- _DIRECTIONS_: Restate the full set of records exactly, without adding or dropping a word.

- _Dataset entries on figures_:
— START —

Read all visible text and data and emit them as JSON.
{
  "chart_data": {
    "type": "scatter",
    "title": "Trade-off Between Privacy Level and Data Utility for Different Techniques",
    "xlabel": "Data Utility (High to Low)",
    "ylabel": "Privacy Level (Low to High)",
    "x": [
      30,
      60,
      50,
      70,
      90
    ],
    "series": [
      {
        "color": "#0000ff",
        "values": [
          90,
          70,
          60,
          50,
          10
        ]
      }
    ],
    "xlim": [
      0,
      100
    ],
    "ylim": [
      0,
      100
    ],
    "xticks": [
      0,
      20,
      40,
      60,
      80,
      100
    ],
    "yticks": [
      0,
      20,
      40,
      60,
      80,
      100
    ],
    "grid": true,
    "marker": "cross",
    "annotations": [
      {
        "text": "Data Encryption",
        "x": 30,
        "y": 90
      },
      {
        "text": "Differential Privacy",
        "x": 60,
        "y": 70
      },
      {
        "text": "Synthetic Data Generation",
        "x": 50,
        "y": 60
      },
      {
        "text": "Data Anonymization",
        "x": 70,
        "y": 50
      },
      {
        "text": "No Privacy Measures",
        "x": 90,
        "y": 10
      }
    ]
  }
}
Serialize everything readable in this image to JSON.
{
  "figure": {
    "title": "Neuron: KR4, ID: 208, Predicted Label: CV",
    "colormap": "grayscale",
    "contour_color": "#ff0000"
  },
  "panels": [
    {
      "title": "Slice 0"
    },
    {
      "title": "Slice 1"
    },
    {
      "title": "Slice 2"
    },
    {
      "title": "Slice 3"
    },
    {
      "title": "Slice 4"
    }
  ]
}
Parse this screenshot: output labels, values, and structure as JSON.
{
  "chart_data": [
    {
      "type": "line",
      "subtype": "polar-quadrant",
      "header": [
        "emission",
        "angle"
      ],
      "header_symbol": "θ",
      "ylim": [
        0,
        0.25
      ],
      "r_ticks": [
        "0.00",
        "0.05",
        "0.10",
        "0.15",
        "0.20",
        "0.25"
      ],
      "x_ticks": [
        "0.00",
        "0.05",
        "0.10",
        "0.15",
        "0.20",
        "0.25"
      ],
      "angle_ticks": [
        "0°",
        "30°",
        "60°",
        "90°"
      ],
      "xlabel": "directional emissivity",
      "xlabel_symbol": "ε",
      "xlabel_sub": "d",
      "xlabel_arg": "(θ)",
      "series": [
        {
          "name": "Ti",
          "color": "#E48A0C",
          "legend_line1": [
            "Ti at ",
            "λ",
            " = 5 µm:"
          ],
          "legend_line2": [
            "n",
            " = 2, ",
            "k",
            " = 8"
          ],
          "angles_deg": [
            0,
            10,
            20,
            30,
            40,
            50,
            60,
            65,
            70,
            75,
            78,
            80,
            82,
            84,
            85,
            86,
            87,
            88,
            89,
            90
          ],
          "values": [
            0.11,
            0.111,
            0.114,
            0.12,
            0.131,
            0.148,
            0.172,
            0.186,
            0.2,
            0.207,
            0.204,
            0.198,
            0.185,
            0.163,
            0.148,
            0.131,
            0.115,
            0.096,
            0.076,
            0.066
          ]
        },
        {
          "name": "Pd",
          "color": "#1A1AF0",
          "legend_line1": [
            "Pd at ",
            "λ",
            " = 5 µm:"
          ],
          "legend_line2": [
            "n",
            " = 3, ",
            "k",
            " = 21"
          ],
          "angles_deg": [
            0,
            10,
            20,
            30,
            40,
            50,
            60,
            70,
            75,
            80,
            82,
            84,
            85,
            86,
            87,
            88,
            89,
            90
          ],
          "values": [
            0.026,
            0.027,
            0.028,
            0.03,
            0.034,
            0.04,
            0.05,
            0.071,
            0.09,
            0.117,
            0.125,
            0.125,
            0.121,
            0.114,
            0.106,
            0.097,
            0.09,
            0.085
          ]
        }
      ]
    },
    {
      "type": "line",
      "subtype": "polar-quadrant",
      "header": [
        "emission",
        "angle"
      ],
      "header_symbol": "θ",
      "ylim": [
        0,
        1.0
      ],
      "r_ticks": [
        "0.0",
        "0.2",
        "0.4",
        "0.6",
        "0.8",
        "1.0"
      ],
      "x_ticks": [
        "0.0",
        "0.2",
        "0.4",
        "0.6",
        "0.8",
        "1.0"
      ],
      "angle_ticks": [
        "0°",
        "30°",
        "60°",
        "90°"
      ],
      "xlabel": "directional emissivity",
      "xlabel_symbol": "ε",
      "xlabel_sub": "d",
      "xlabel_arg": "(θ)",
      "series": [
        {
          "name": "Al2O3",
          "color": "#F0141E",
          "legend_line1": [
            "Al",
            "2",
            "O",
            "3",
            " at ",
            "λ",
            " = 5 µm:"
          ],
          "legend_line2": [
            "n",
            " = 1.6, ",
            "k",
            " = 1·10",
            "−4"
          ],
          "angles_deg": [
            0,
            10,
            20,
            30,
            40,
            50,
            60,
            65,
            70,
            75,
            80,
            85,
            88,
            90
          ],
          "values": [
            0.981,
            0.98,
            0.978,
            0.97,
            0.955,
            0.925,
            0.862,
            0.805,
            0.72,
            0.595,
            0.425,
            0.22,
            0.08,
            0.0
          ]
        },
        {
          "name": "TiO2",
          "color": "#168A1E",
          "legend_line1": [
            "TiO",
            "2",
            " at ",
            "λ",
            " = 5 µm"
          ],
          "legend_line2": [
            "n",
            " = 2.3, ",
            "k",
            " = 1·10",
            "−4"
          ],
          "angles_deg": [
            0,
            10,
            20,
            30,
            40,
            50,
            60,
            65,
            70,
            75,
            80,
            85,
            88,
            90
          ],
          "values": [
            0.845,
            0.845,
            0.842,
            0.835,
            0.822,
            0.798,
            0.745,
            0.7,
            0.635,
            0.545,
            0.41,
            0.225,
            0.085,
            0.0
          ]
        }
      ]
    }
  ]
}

— END —

- _CORRECT RESPONSE_:
Read all visible text and data and emit them as JSON.
{
  "chart_data": {
    "type": "scatter",
    "title": "Trade-off Between Privacy Level and Data Utility for Different Techniques",
    "xlabel": "Data Utility (High to Low)",
    "ylabel": "Privacy Level (Low to High)",
    "x": [
      30,
      60,
      50,
      70,
      90
    ],
    "series": [
      {
        "color": "#0000ff",
        "values": [
          90,
          70,
          60,
          50,
          10
        ]
      }
    ],
    "xlim": [
      0,
      100
    ],
    "ylim": [
      0,
      100
    ],
    "xticks": [
      0,
      20,
      40,
      60,
      80,
      100
    ],
    "yticks": [
      0,
      20,
      40,
      60,
      80,
      100
    ],
    "grid": true,
    "marker": "cross",
    "annotations": [
      {
        "text": "Data Encryption",
        "x": 30,
        "y": 90
      },
      {
        "text": "Differential Privacy",
        "x": 60,
        "y": 70
      },
      {
        "text": "Synthetic Data Generation",
        "x": 50,
        "y": 60
      },
      {
        "text": "Data Anonymization",
        "x": 70,
        "y": 50
      },
      {
        "text": "No Privacy Measures",
        "x": 90,
        "y": 10
      }
    ]
  }
}
Serialize everything readable in this image to JSON.
{
  "figure": {
    "title": "Neuron: KR4, ID: 208, Predicted Label: CV",
    "colormap": "grayscale",
    "contour_color": "#ff0000"
  },
  "panels": [
    {
      "title": "Slice 0"
    },
    {
      "title": "Slice 1"
    },
    {
      "title": "Slice 2"
    },
    {
      "title": "Slice 3"
    },
    {
      "title": "Slice 4"
    }
  ]
}
Parse this screenshot: output labels, values, and structure as JSON.
{
  "chart_data": [
    {
      "type": "line",
      "subtype": "polar-quadrant",
      "header": [
        "emission",
        "angle"
      ],
      "header_symbol": "θ",
      "ylim": [
        0,
        0.25
      ],
      "r_ticks": [
        "0.00",
        "0.05",
        "0.10",
        "0.15",
        "0.20",
        "0.25"
      ],
      "x_ticks": [
        "0.00",
        "0.05",
        "0.10",
        "0.15",
        "0.20",
        "0.25"
      ],
      "angle_ticks": [
        "0°",
        "30°",
        "60°",
        "90°"
      ],
      "xlabel": "directional emissivity",
      "xlabel_symbol": "ε",
      "xlabel_sub": "d",
      "xlabel_arg": "(θ)",
      "series": [
        {
          "name": "Ti",
          "color": "#E48A0C",
          "legend_line1": [
            "Ti at ",
            "λ",
            " = 5 µm:"
          ],
          "legend_line2": [
            "n",
            " = 2, ",
            "k",
            " = 8"
          ],
          "angles_deg": [
            0,
            10,
            20,
            30,
            40,
            50,
            60,
            65,
            70,
            75,
            78,
            80,
            82,
            84,
            85,
            86,
            87,
            88,
            89,
            90
          ],
          "values": [
            0.11,
            0.111,
            0.114,
            0.12,
            0.131,
            0.148,
            0.172,
            0.186,
            0.2,
            0.207,
            0.204,
            0.198,
            0.185,
            0.163,
            0.148,
            0.131,
            0.115,
            0.096,
            0.076,
            0.066
          ]
        },
        {
          "name": "Pd",
          "color": "#1A1AF0",
          "legend_line1": [
            "Pd at ",
            "λ",
            " = 5 µm:"
          ],
          "legend_line2": [
            "n",
            " = 3, ",
            "k",
            " = 21"
          ],
          "angles_deg": [
            0,
            10,
            20,
            30,
            40,
            50,
            60,
            70,
            75,
            80,
            82,
            84,
            85,
            86,
            87,
            88,
            89,
            90
          ],
          "values": [
            0.026,
            0.027,
            0.028,
            0.03,
            0.034,
            0.04,
            0.05,
            0.071,
            0.09,
            0.117,
            0.125,
            0.125,
            0.121,
            0.114,
            0.106,
            0.097,
            0.09,
            0.085
          ]
        }
      ]
    },
    {
      "type": "line",
      "subtype": "polar-quadrant",
      "header": [
        "emission",
        "angle"
      ],
      "header_symbol": "θ",
      "ylim": [
        0,
        1.0
      ],
      "r_ticks": [
        "0.0",
        "0.2",
        "0.4",
        "0.6",
        "0.8",
        "1.0"
      ],
      "x_ticks": [
        "0.0",
        "0.2",
        "0.4",
        "0.6",
        "0.8",
        "1.0"
      ],
      "angle_ticks": [
        "0°",
        "30°",
        "60°",
        "90°"
      ],
      "xlabel": "directional emissivity",
      "xlabel_symbol": "ε",
      "xlabel_sub": "d",
      "xlabel_arg": "(θ)",
      "series": [
        {
          "name": "Al2O3",
          "color": "#F0141E",
          "legend_line1": [
            "Al",
            "2",
            "O",
            "3",
            " at ",
            "λ",
            " = 5 µm:"
          ],
          "legend_line2": [
            "n",
            " = 1.6, ",
            "k",
            " = 1·10",
            "−4"
          ],
          "angles_deg": [
            0,
            10,
            20,
            30,
            40,
            50,
            60,
            65,
            70,
            75,
            80,
            85,
            88,
            90
          ],
          "values": [
            0.981,
            0.98,
            0.978,
            0.97,
            0.955,
            0.925,
            0.862,
            0.805,
            0.72,
            0.595,
            0.425,
            0.22,
            0.08,
            0.0
          ]
        },
        {
          "name": "TiO2",
          "color": "#168A1E",
          "legend_line1": [
            "TiO",
            "2",
            " at ",
            "λ",
            " = 5 µm"
          ],
          "legend_line2": [
            "n",
            " = 2.3, ",
            "k",
            " = 1·10",
            "−4"
          ],
          "angles_deg": [
            0,
            10,
            20,
            30,
            40,
            50,
            60,
            65,
            70,
            75,
            80,
            85,
            88,
            90
          ],
          "values": [
            0.845,
            0.845,
            0.842,
            0.835,
            0.822,
            0.798,
            0.745,
            0.7,
            0.635,
            0.545,
            0.41,
            0.225,
            0.085,
            0.0
          ]
        }
      ]
    }
  ]
}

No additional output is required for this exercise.